## [INSTRUCTION]
Restate the full set of records exactly, word for word.

Dataset listings of figures:

--- begin ---

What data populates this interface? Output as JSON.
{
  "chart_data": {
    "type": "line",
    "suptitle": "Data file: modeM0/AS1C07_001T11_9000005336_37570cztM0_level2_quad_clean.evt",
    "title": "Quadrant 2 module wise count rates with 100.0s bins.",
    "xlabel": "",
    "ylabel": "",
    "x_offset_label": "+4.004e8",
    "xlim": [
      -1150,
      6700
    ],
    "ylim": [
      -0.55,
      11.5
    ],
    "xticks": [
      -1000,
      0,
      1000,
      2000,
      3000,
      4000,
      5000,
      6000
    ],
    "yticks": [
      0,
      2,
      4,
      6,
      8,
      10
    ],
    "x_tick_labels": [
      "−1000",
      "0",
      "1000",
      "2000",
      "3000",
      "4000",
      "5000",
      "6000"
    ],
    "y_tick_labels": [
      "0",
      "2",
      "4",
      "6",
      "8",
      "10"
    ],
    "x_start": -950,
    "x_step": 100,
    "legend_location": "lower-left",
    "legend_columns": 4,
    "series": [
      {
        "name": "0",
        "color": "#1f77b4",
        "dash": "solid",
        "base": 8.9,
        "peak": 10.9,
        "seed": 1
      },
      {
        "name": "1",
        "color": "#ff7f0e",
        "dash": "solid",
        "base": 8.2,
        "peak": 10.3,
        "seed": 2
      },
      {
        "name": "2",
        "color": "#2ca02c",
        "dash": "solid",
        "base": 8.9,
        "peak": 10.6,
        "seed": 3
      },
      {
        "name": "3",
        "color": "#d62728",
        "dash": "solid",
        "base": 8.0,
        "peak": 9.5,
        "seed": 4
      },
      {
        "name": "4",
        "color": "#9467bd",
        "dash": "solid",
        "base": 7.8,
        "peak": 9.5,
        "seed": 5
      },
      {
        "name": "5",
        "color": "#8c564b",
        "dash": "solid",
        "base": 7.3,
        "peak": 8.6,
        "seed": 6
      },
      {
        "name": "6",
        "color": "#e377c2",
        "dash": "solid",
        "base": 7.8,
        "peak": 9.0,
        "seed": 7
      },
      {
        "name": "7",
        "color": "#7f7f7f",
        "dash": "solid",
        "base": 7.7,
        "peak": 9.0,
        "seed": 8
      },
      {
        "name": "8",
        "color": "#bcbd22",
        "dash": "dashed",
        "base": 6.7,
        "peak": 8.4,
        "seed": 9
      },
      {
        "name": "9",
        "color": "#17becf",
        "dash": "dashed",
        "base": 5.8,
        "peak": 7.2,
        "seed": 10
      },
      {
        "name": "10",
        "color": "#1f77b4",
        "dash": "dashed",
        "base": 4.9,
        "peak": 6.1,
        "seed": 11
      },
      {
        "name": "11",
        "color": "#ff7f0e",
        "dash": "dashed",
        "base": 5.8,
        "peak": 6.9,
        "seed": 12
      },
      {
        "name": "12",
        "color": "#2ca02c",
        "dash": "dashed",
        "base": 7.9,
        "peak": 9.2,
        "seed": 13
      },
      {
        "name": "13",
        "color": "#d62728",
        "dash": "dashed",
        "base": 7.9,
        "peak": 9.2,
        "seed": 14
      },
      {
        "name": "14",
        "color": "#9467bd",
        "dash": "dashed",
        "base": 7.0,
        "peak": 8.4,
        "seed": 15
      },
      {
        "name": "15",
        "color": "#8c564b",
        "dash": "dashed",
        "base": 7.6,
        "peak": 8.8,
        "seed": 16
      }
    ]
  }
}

--- end ---

## [SOLUTION TO THIS TASK]
What data populates this interface? Output as JSON.
{
  "chart_data": {
    "type": "line",
    "suptitle": "Data file: modeM0/AS1C07_001T11_9000005336_37570cztM0_level2_quad_clean.evt",
    "title": "Quadrant 2 module wise count rates with 100.0s bins.",
    "xlabel": "",
    "ylabel": "",
    "x_offset_label": "+4.004e8",
    "xlim": [
      -1150,
      6700
    ],
    "ylim": [
      -0.55,
      11.5
    ],
    "xticks": [
      -1000,
      0,
      1000,
      2000,
      3000,
      4000,
      5000,
      6000
    ],
    "yticks": [
      0,
      2,
      4,
      6,
      8,
      10
    ],
    "x_tick_labels": [
      "−1000",
      "0",
      "1000",
      "2000",
      "3000",
      "4000",
      "5000",
      "6000"
    ],
    "y_tick_labels": [
      "0",
      "2",
      "4",
      "6",
      "8",
      "10"
    ],
    "x_start": -950,
    "x_step": 100,
    "legend_location": "lower-left",
    "legend_columns": 4,
    "series": [
      {
        "name": "0",
        "color": "#1f77b4",
        "dash": "solid",
        "base": 8.9,
        "peak": 10.9,
        "seed": 1
      },
      {
        "name": "1",
        "color": "#ff7f0e",
        "dash": "solid",
        "base": 8.2,
        "peak": 10.3,
        "seed": 2
      },
      {
        "name": "2",
        "color": "#2ca02c",
        "dash": "solid",
        "base": 8.9,
        "peak": 10.6,
        "seed": 3
      },
      {
        "name": "3",
        "color": "#d62728",
        "dash": "solid",
        "base": 8.0,
        "peak": 9.5,
        "seed": 4
      },
      {
        "name": "4",
        "color": "#9467bd",
        "dash": "solid",
        "base": 7.8,
        "peak": 9.5,
        "seed": 5
      },
      {
        "name": "5",
        "color": "#8c564b",
        "dash": "solid",
        "base": 7.3,
        "peak": 8.6,
        "seed": 6
      },
      {
        "name": "6",
        "color": "#e377c2",
        "dash": "solid",
        "base": 7.8,
        "peak": 9.0,
        "seed": 7
      },
      {
        "name": "7",
        "color": "#7f7f7f",
        "dash": "solid",
        "base": 7.7,
        "peak": 9.0,
        "seed": 8
      },
      {
        "name": "8",
        "color": "#bcbd22",
        "dash": "dashed",
        "base": 6.7,
        "peak": 8.4,
        "seed": 9
      },
      {
        "name": "9",
        "color": "#17becf",
        "dash": "dashed",
        "base": 5.8,
        "peak": 7.2,
        "seed": 10
      },
      {
        "name": "10",
        "color": "#1f77b4",
        "dash": "dashed",
        "base": 4.9,
        "peak": 6.1,
        "seed": 11
      },
      {
        "name": "11",
        "color": "#ff7f0e",
        "dash": "dashed",
        "base": 5.8,
        "peak": 6.9,
        "seed": 12
      },
      {
        "name": "12",
        "color": "#2ca02c",
        "dash": "dashed",
        "base": 7.9,
        "peak": 9.2,
        "seed": 13
      },
      {
        "name": "13",
        "color": "#d62728",
        "dash": "dashed",
        "base": 7.9,
        "peak": 9.2,
        "seed": 14
      },
      {
        "name": "14",
        "color": "#9467bd",
        "dash": "dashed",
        "base": 7.0,
        "peak": 8.4,
        "seed": 15
      },
      {
        "name": "15",
        "color": "#8c564b",
        "dash": "dashed",
        "base": 7.6,
        "peak": 8.8,
        "seed": 16
      }
    ]
  }
}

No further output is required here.